#### GIVEN DATA ####
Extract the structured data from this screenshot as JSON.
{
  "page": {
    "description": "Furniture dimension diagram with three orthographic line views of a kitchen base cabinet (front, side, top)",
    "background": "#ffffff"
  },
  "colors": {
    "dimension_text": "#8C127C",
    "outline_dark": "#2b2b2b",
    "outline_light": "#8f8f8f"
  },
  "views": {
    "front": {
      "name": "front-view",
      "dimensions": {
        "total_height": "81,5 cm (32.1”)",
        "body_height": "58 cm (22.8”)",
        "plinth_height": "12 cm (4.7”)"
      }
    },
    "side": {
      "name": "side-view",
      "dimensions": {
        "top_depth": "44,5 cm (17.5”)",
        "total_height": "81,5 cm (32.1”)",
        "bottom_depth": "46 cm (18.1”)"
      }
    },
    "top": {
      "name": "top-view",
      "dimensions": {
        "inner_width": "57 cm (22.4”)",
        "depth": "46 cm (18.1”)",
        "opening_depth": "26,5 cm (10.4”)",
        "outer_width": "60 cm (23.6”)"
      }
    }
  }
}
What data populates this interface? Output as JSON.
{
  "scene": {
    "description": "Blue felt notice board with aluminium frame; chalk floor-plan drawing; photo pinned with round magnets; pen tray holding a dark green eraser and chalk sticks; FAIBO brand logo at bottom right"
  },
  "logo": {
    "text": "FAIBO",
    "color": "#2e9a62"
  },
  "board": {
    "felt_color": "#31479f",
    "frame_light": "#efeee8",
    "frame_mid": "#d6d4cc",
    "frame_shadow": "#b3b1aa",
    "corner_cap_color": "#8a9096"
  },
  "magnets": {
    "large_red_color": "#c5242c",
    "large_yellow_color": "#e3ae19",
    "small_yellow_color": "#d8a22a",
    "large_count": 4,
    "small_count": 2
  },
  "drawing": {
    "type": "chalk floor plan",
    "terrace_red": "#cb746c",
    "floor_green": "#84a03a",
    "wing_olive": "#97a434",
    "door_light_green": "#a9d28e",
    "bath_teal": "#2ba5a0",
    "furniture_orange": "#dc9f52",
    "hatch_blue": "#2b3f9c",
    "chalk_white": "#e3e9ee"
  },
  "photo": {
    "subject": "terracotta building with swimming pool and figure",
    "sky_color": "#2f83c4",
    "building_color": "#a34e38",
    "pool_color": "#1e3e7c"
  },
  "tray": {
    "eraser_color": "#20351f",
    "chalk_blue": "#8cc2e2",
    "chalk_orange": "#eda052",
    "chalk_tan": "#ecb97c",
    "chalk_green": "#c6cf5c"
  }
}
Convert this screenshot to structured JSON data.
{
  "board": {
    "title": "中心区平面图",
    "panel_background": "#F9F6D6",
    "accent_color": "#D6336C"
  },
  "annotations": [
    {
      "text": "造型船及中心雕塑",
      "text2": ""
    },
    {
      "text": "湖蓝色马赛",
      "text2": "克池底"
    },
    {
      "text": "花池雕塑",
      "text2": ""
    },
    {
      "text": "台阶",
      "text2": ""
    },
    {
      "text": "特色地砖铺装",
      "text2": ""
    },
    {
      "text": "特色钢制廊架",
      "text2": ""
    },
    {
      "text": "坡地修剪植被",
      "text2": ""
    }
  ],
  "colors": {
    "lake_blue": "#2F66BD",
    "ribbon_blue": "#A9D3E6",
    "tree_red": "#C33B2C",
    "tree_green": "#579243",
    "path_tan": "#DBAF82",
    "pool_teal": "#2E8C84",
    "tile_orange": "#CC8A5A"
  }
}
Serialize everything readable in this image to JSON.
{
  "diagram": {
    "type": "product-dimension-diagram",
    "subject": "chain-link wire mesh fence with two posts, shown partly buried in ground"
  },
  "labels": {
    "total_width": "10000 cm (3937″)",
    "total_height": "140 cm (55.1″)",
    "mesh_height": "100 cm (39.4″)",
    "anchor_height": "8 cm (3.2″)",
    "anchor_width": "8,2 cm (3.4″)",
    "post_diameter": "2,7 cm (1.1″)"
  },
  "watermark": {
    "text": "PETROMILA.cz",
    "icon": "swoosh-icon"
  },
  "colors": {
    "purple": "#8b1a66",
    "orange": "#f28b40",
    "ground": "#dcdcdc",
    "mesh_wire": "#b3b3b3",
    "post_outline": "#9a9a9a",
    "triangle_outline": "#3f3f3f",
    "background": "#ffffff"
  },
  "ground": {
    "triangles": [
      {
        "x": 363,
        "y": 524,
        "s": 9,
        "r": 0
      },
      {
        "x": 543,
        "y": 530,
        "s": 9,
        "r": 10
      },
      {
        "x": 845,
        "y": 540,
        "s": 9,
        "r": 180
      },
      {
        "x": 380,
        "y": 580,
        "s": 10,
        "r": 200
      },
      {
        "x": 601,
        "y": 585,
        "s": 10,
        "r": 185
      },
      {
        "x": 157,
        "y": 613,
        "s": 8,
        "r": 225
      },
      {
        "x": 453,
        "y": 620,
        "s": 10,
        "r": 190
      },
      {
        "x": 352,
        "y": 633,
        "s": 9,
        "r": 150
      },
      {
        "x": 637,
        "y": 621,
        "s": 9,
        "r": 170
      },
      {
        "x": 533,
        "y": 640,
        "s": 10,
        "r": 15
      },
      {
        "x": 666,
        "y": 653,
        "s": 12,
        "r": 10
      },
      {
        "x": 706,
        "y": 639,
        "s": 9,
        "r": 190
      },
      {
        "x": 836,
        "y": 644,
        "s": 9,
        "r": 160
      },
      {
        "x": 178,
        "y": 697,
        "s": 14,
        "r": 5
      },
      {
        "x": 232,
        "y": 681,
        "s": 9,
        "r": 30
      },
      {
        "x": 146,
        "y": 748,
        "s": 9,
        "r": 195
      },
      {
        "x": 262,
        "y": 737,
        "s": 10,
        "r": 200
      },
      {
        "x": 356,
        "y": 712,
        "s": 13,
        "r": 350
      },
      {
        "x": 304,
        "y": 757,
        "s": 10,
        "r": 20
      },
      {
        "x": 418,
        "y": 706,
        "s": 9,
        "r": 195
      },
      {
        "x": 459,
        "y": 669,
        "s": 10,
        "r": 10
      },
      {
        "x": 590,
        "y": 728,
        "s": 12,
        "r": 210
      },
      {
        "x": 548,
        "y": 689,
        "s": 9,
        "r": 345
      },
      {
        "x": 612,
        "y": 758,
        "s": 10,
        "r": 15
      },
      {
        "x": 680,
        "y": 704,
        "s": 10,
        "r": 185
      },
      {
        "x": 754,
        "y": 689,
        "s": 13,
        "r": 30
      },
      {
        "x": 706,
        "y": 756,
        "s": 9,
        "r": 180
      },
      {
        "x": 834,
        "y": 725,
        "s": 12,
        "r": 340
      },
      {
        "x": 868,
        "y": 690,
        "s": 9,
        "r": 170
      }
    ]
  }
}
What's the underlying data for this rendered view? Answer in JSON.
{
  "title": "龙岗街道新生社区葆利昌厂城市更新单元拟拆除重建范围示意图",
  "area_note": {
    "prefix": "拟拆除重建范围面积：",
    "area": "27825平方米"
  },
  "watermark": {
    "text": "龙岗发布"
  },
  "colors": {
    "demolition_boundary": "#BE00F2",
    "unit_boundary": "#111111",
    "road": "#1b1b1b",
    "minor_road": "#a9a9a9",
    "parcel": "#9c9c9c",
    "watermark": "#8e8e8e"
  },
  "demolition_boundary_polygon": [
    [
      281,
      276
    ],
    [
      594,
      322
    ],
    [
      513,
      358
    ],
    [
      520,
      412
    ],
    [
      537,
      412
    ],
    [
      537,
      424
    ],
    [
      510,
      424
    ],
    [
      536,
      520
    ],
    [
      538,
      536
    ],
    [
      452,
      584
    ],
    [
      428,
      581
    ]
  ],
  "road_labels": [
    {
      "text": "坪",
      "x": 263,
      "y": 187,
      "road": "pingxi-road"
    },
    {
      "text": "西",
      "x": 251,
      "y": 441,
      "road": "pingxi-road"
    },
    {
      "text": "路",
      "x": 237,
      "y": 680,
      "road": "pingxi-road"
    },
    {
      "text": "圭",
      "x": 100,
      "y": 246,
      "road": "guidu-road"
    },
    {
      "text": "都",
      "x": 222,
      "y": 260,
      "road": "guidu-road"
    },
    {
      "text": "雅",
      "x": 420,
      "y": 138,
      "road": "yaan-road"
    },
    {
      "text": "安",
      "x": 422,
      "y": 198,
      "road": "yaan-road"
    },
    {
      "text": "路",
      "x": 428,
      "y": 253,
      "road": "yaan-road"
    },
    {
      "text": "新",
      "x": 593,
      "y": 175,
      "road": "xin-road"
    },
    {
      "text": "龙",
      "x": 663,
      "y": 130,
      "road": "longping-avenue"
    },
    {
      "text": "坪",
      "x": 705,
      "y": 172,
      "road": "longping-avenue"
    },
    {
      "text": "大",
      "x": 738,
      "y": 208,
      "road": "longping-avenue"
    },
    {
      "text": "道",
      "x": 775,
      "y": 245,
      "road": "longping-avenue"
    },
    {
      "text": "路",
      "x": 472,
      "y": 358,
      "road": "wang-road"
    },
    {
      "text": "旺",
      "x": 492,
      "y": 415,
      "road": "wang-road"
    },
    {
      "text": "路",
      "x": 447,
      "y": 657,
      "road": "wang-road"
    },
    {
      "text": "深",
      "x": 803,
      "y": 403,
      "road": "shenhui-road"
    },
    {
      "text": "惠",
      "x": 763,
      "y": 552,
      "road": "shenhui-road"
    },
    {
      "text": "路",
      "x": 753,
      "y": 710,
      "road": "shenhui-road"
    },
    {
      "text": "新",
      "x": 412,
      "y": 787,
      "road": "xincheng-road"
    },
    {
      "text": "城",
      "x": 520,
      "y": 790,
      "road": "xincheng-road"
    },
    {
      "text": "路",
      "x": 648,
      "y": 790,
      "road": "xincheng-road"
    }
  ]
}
####
WHAT YOU WILL DO —
Show each line of the data that contains the string "tray".

COMPLETED EXERCISE —
    "description": "Blue felt notice board with aluminium frame; chalk floor-plan drawing; photo pinned with round magnets; pen tray holding a dark green eraser and chalk sticks; FAIBO brand logo at bottom right"
  "tray": {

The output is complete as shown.